**Brief**
Extract every line below that contains the word "ponownego".

··· Data supplied

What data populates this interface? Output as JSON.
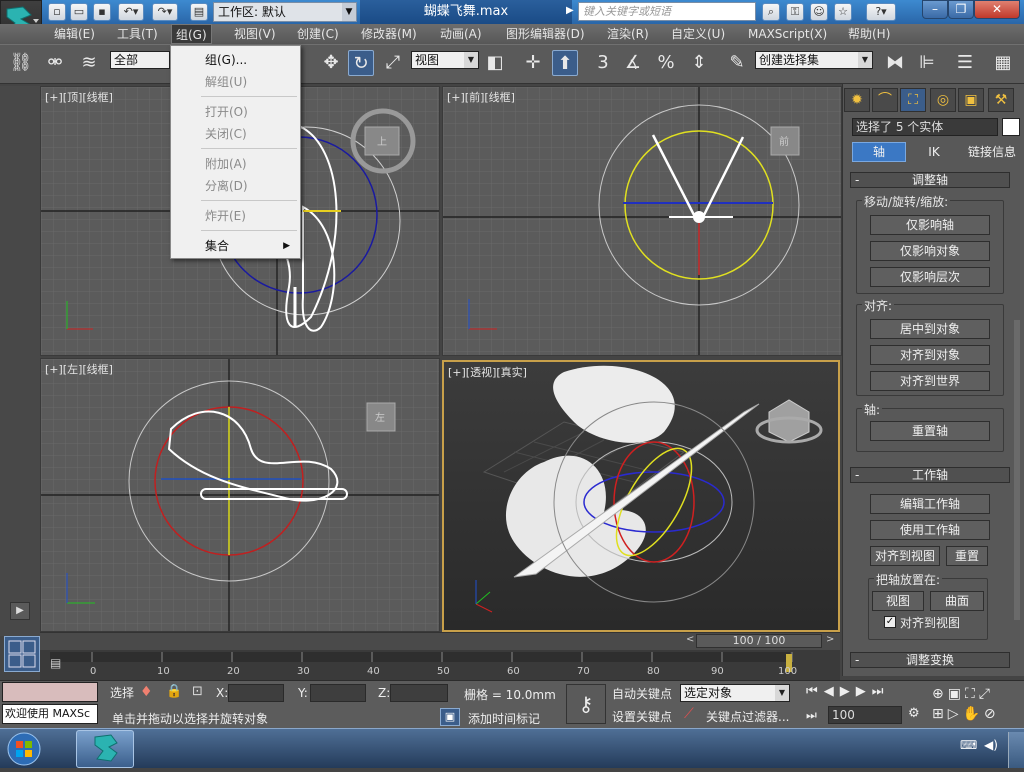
{
  "title_bar": {
    "workspace_label": "工作区: 默认",
    "document_title": "蝴蝶飞舞.max",
    "search_placeholder": "键入关键字或短语"
  },
  "menu": {
    "items": [
      "编辑(E)",
      "工具(T)",
      "组(G)",
      "视图(V)",
      "创建(C)",
      "修改器(M)",
      "动画(A)",
      "图形编辑器(D)",
      "渲染(R)",
      "自定义(U)",
      "MAXScript(X)",
      "帮助(H)"
    ],
    "open_menu": "组(G)"
  },
  "group_menu": {
    "items": [
      {
        "label": "组(G)...",
        "enabled": true
      },
      {
        "label": "解组(U)",
        "enabled": false
      },
      {
        "label": "打开(O)",
        "enabled": false
      },
      {
        "label": "关闭(C)",
        "enabled": false
      },
      {
        "label": "附加(A)",
        "enabled": false
      },
      {
        "label": "分离(D)",
        "enabled": false
      },
      {
        "label": "炸开(E)",
        "enabled": false
      },
      {
        "label": "集合",
        "enabled": true,
        "submenu": true
      }
    ]
  },
  "toolbar": {
    "selection_filter": "全部",
    "ref_coord": "视图",
    "named_selection": "创建选择集",
    "snap_label": "3"
  },
  "viewports": {
    "top": "[+][顶][线框]",
    "front": "[+][前][线框]",
    "left": "[+][左][线框]",
    "perspective": "[+][透视][真实]",
    "cube_top": "上",
    "cube_front": "前",
    "cube_left": "左"
  },
  "command_panel": {
    "selection_info": "选择了 5 个实体",
    "tabs": [
      "轴",
      "IK",
      "链接信息"
    ],
    "adjust_pivot": {
      "title": "调整轴",
      "move_group": "移动/旋转/缩放:",
      "buttons": [
        "仅影响轴",
        "仅影响对象",
        "仅影响层次"
      ],
      "align_group": "对齐:",
      "align_buttons": [
        "居中到对象",
        "对齐到对象",
        "对齐到世界"
      ],
      "pivot_group": "轴:",
      "reset_button": "重置轴"
    },
    "working_pivot": {
      "title": "工作轴",
      "edit_button": "编辑工作轴",
      "use_button": "使用工作轴",
      "align_view_button": "对齐到视图",
      "reset_button": "重置",
      "place_group": "把轴放置在:",
      "view_button": "视图",
      "surface_button": "曲面",
      "align_checkbox": "对齐到视图",
      "align_checked": true
    },
    "adjust_transform_title": "调整变换"
  },
  "timeline": {
    "frame_display": "100 / 100",
    "ticks": [
      "0",
      "10",
      "20",
      "30",
      "40",
      "50",
      "60",
      "70",
      "80",
      "90",
      "100"
    ]
  },
  "status": {
    "welcome": "欢迎使用 MAXSc",
    "select_label": "选择",
    "x_label": "X:",
    "y_label": "Y:",
    "z_label": "Z:",
    "grid": "栅格 = 10.0mm",
    "prompt": "单击并拖动以选择并旋转对象",
    "add_time_tag": "添加时间标记",
    "auto_key": "自动关键点",
    "set_key": "设置关键点",
    "key_mode": "选定对象",
    "key_filters": "关键点过滤器...",
    "frame": "100"
  },
  "colors": {
    "accent": "#3b5d8a",
    "titlebar": "#2a66a8",
    "active_viewport_border": "#c8a04a"
  }
}
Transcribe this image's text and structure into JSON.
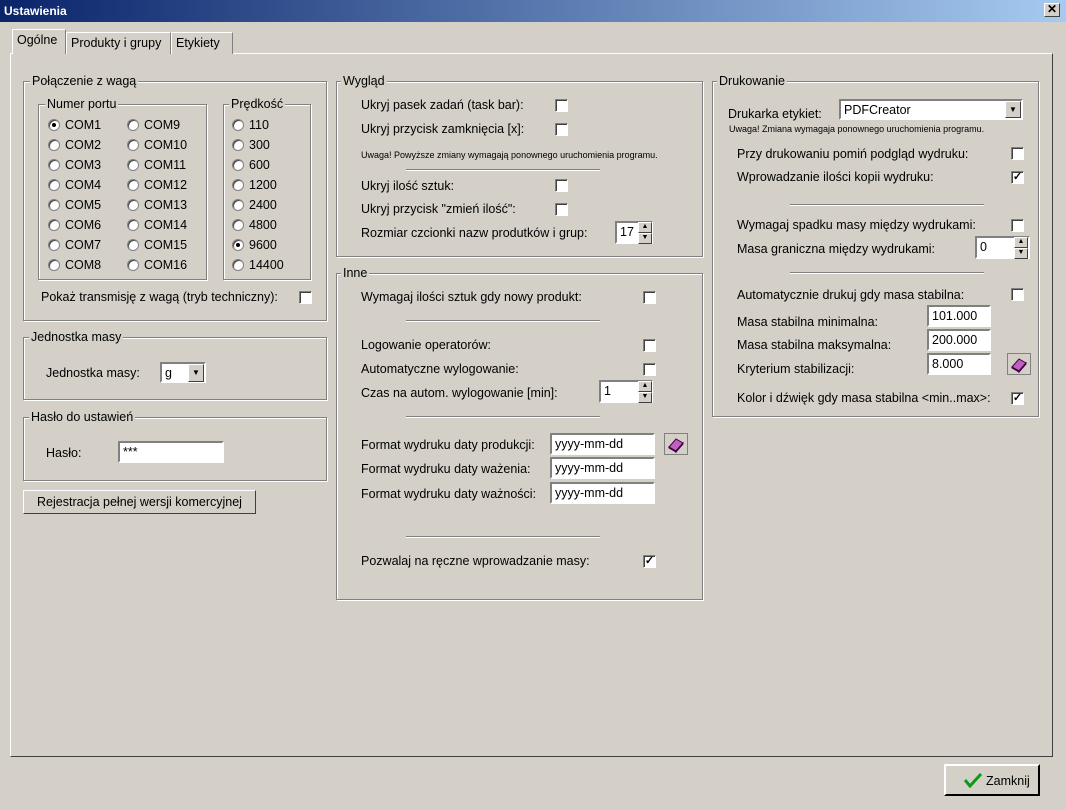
{
  "window": {
    "title": "Ustawienia",
    "close": "✕"
  },
  "tabs": [
    "Ogólne",
    "Produkty i grupy",
    "Etykiety"
  ],
  "connection": {
    "legend": "Połączenie z wagą",
    "port_legend": "Numer portu",
    "ports": [
      "COM1",
      "COM2",
      "COM3",
      "COM4",
      "COM5",
      "COM6",
      "COM7",
      "COM8",
      "COM9",
      "COM10",
      "COM11",
      "COM12",
      "COM13",
      "COM14",
      "COM15",
      "COM16"
    ],
    "selected_port": "COM1",
    "speed_legend": "Prędkość",
    "speeds": [
      "110",
      "300",
      "600",
      "1200",
      "2400",
      "4800",
      "9600",
      "14400"
    ],
    "selected_speed": "9600",
    "transmission_label": "Pokaż transmisję z wagą (tryb techniczny):",
    "transmission_checked": false
  },
  "unit": {
    "legend": "Jednostka masy",
    "label": "Jednostka masy:",
    "value": "g"
  },
  "password": {
    "legend": "Hasło do ustawień",
    "label": "Hasło:",
    "value": "***"
  },
  "register_button": "Rejestracja pełnej wersji komercyjnej",
  "look": {
    "legend": "Wygląd",
    "hide_taskbar": "Ukryj pasek zadań (task bar):",
    "hide_close": "Ukryj przycisk zamknięcia [x]:",
    "note": "Uwaga! Powyższe zmiany wymagają ponownego uruchomienia programu.",
    "hide_count": "Ukryj ilość sztuk:",
    "hide_change": "Ukryj przycisk \"zmień ilość\":",
    "font_size_label": "Rozmiar czcionki nazw produtków i grup:",
    "font_size": "17"
  },
  "other": {
    "legend": "Inne",
    "require_count": "Wymagaj ilości sztuk gdy nowy produkt:",
    "operator_log": "Logowanie operatorów:",
    "auto_logout": "Automatyczne wylogowanie:",
    "logout_time_label": "Czas na autom. wylogowanie [min]:",
    "logout_time": "1",
    "prod_date_label": "Format wydruku daty produkcji:",
    "prod_date": "yyyy-mm-dd",
    "weigh_date_label": "Format wydruku daty ważenia:",
    "weigh_date": "yyyy-mm-dd",
    "expiry_date_label": "Format wydruku daty ważności:",
    "expiry_date": "yyyy-mm-dd",
    "manual_mass": "Pozwalaj na ręczne wprowadzanie masy:",
    "manual_mass_checked": true
  },
  "printing": {
    "legend": "Drukowanie",
    "printer_label": "Drukarka etykiet:",
    "printer": "PDFCreator",
    "note": "Uwaga! Zmiana wymagaja ponownego uruchomienia programu.",
    "skip_preview": "Przy drukowaniu pomiń podgląd wydruku:",
    "copies": "Wprowadzanie ilości kopii wydruku:",
    "copies_checked": true,
    "require_drop": "Wymagaj spadku masy między wydrukami:",
    "limit_label": "Masa graniczna między wydrukami:",
    "limit": "0",
    "auto_print": "Automatycznie drukuj gdy masa stabilna:",
    "min_label": "Masa stabilna minimalna:",
    "min": "101.000",
    "max_label": "Masa stabilna maksymalna:",
    "max": "200.000",
    "crit_label": "Kryterium stabilizacji:",
    "crit": "8.000",
    "color_sound": "Kolor i dźwięk gdy masa stabilna <min..max>:",
    "color_sound_checked": true
  },
  "close_button": "Zamknij",
  "check_mark": "✓"
}
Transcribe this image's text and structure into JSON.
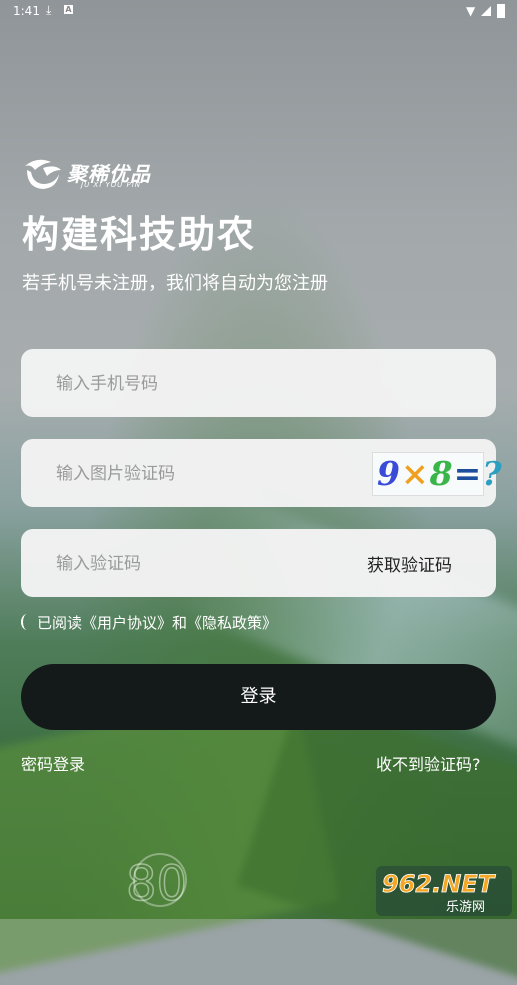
{
  "status_bar": {
    "time": "1:41"
  },
  "brand": {
    "name_cn": "聚稀优品",
    "name_en": "JU XI YOU PIN"
  },
  "headline": "构建科技助农",
  "subtitle": "若手机号未注册，我们将自动为您注册",
  "form": {
    "phone_placeholder": "输入手机号码",
    "image_code_placeholder": "输入图片验证码",
    "captcha_image_text": "9×8=?",
    "sms_code_placeholder": "输入验证码",
    "get_code_label": "获取验证码"
  },
  "agreement": {
    "text": "已阅读《用户协议》和《隐私政策》"
  },
  "login_button": "登录",
  "footer": {
    "password_login": "密码登录",
    "no_code": "收不到验证码?"
  },
  "watermark": {
    "top": "962.NET",
    "bottom": "乐游网"
  }
}
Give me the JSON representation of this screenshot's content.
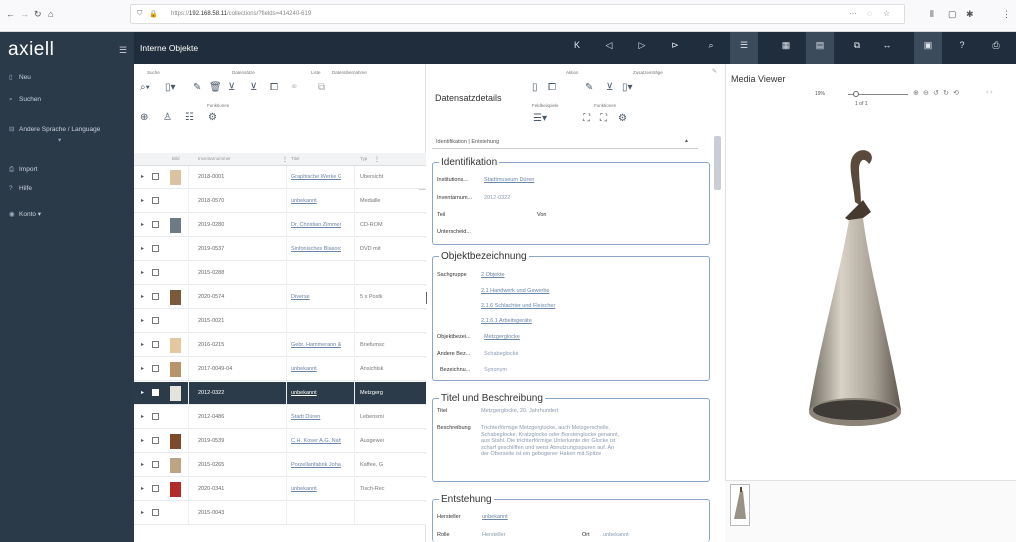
{
  "browser": {
    "url_prefix": "https://",
    "url_host": "192.168.58.11",
    "url_path": "/collections/?fields=414240-619"
  },
  "sidebar": {
    "logo": "axiell",
    "items": [
      {
        "label": "Neu",
        "icon": "new-document-icon"
      },
      {
        "label": "Suchen",
        "icon": "search-icon"
      },
      {
        "label": "Andere Sprache / Language",
        "icon": "language-icon"
      },
      {
        "label": "Import",
        "icon": "import-icon"
      },
      {
        "label": "Hilfe",
        "icon": "help-icon"
      },
      {
        "label": "Konto",
        "icon": "account-icon"
      }
    ]
  },
  "header": {
    "title": "Interne Objekte"
  },
  "toolbar_left": {
    "suche": "Suche",
    "datensatze": "Datensätze",
    "liste": "Liste",
    "datenubernahme": "Datenübernahme",
    "funktionen": "Funktionen"
  },
  "table": {
    "columns": [
      "Bild",
      "Inventarnummer",
      "Titel",
      "Typ"
    ],
    "rows": [
      {
        "num": "2018-0001",
        "title": "Graphische Werke G. Kü",
        "type": "Übersicht",
        "thumb": "#d9c3a1",
        "selected": false
      },
      {
        "num": "2018-0570",
        "title": "unbekannt",
        "type": "Medaille",
        "thumb": "",
        "selected": false
      },
      {
        "num": "2019-0280",
        "title": "Dr. Christian Zimmer, Fo",
        "type": "CD-ROM",
        "thumb": "#6d7c84",
        "selected": false
      },
      {
        "num": "2019-0537",
        "title": "Sinfonisches Blasorchest",
        "type": "DVD mit",
        "thumb": "",
        "selected": false
      },
      {
        "num": "2015-0288",
        "title": "",
        "type": "",
        "thumb": "",
        "selected": false
      },
      {
        "num": "2020-0574",
        "title": "Diverse",
        "type": "5 x Postk",
        "thumb": "#7a5a3a",
        "selected": false
      },
      {
        "num": "2015-0021",
        "title": "",
        "type": "",
        "thumb": "",
        "selected": false
      },
      {
        "num": "2016-0215",
        "title": "Gebr. Hammerann & Cie.",
        "type": "Briefumsc",
        "thumb": "#e4c9a0",
        "selected": false
      },
      {
        "num": "2017-0049-04",
        "title": "unbekannt",
        "type": "Ansichtsk",
        "thumb": "#b8946a",
        "selected": false
      },
      {
        "num": "2012-0322",
        "title": "unbekannt",
        "type": "Metzgerg",
        "thumb": "#e6e3de",
        "selected": true
      },
      {
        "num": "2012-0486",
        "title": "Stadt Düren",
        "type": "Lebensmi",
        "thumb": "",
        "selected": false
      },
      {
        "num": "2019-0539",
        "title": "C.H. Koser A.G. Nahrung",
        "type": "Ausgewei",
        "thumb": "#7c4a2a",
        "selected": false
      },
      {
        "num": "2015-0265",
        "title": "Porzellanfabrik Johann W",
        "type": "Kaffee, G",
        "thumb": "#bca485",
        "selected": false
      },
      {
        "num": "2020-0341",
        "title": "unbekannt",
        "type": "Tisch-Rec",
        "thumb": "#b22a2a",
        "selected": false
      },
      {
        "num": "2015-0043",
        "title": "",
        "type": "",
        "thumb": "",
        "selected": false
      }
    ]
  },
  "details": {
    "heading": "Datensatzdetails",
    "action": "Aktion",
    "zusatz": "Zusatzeinträge",
    "feldbeispiele": "Feldbeispiele",
    "funktionen": "Funktionen",
    "tab_selector": "Identifikation | Entstehung",
    "identifikation": {
      "title": "Identifikation",
      "institution_label": "Institutions...",
      "institution_value": "Stadtmuseum Düren",
      "inventar_label": "Inventarnum...",
      "inventar_value": "2012-0322",
      "teil_label": "Teil",
      "von_label": "Von",
      "untersch_label": "Unterscheid..."
    },
    "objektbezeichnung": {
      "title": "Objektbezeichnung",
      "sachgruppe_label": "Sachgruppe",
      "sachgruppe_values": [
        "2 Objekte",
        "2.1 Handwerk und Gewerbe",
        "2.1.6 Schlachter und Fleischer",
        "2.1.6.1 Arbeitsgeräte"
      ],
      "objektbez_label": "Objektbezei...",
      "objektbez_value": "Metzgerglocke",
      "andere_label": "Andere Bez...",
      "andere_value": "Schabeglocke",
      "bezeichnu_label": "Bezeichnu...",
      "bezeichnu_value": "Synonym"
    },
    "titel": {
      "title": "Titel und Beschreibung",
      "titel_label": "Titel",
      "titel_value": "Metzgerglocke, 20. Jahrhundert",
      "beschreibung_label": "Beschreibung",
      "beschreibung_value": "Trichterförmige Metzgerglocke, auch Metzgerschelle, Schabeglocke, Kratzglocke oder Borstenglocke genannt, aus Stahl. Die trichterförmige Unterkante der Glocke ist scharf geschliffen und weist Abnutzungsspuren auf. An der Oberseite ist ein gebogener Haken mit Spitze"
    },
    "entstehung": {
      "title": "Entstehung",
      "hersteller_label": "Hersteller",
      "hersteller_value": "unbekannt",
      "rolle_label": "Rolle",
      "rolle_value": "Hersteller",
      "ort_label": "Ort",
      "ort_value": "unbekannt"
    }
  },
  "media": {
    "title": "Media Viewer",
    "zoom": "19%",
    "pages": "1 of 1"
  }
}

······

**Solution to the exercise**
    "note": "Uwaga! Powyższe zmiany wymagają ponownego uruchomienia programu.",
    "note": "Uwaga! Zmiana wymagaja ponownego uruchomienia programu.",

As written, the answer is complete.